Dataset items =
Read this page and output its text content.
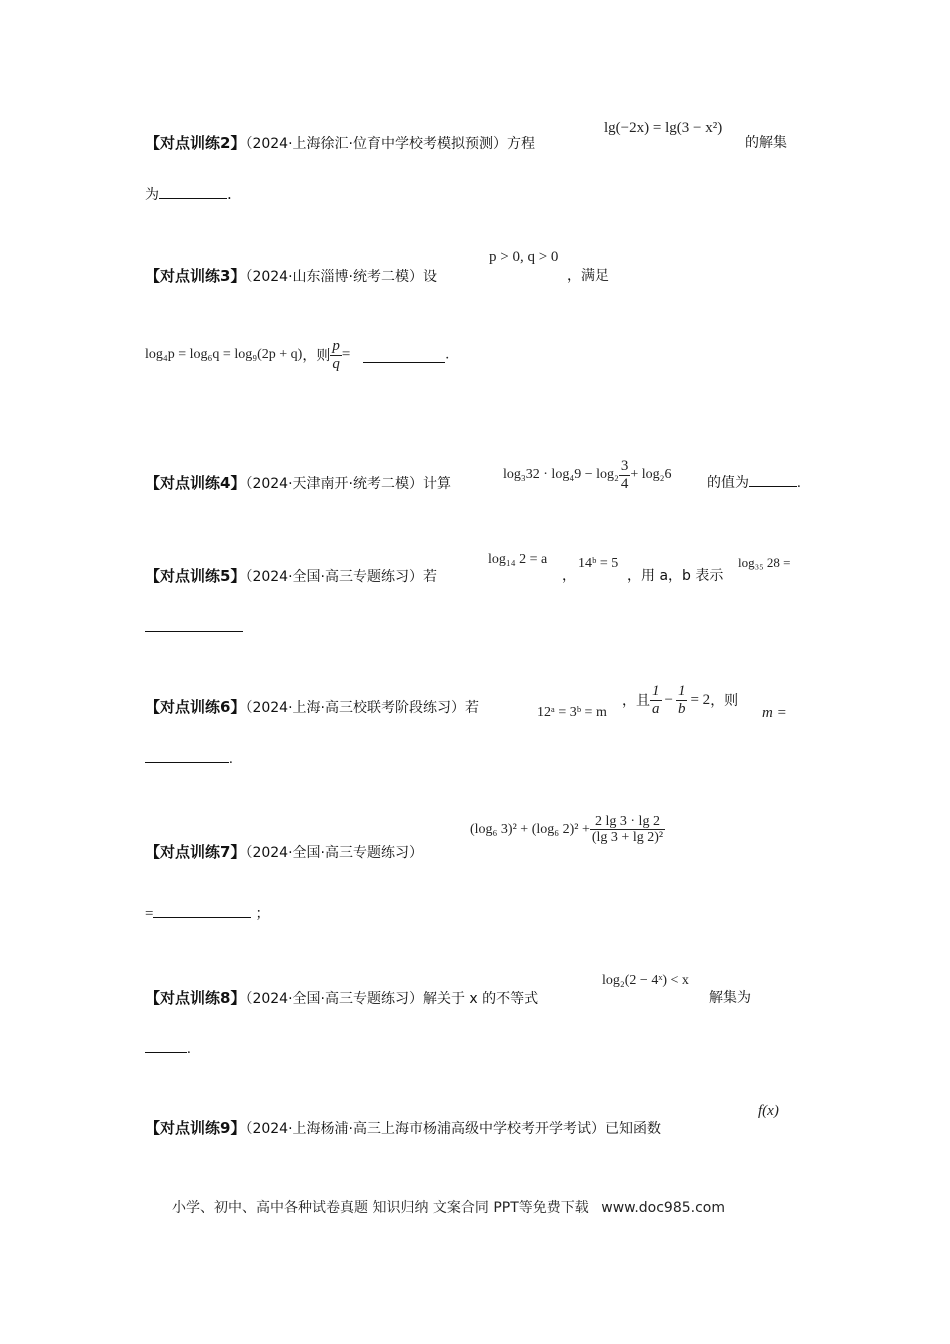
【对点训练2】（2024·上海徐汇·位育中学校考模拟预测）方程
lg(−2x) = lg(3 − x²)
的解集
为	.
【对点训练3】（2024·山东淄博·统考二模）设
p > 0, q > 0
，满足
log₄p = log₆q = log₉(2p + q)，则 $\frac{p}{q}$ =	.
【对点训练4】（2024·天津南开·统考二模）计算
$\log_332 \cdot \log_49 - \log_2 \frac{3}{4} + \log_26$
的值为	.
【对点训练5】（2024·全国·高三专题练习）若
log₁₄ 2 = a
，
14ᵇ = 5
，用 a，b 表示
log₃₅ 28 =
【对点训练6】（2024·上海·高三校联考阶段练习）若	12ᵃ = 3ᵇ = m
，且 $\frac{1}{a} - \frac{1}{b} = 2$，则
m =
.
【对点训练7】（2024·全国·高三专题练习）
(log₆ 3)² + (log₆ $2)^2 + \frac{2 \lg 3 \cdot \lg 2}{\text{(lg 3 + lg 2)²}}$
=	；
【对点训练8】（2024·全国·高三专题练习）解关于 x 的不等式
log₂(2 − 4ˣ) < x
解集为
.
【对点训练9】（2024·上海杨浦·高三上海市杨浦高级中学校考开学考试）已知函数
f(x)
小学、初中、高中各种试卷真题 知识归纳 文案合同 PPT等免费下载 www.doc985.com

Set exercise =
Scan the listing above and identify each line holding the string "text"; copy every such line.

Exercise result =
Read this page and output its text content.
(log₆ 3)² + (log₆ $2)^2 + \frac{2 \lg 3 \cdot \lg 2}{\text{(lg 3 + lg 2)²}}$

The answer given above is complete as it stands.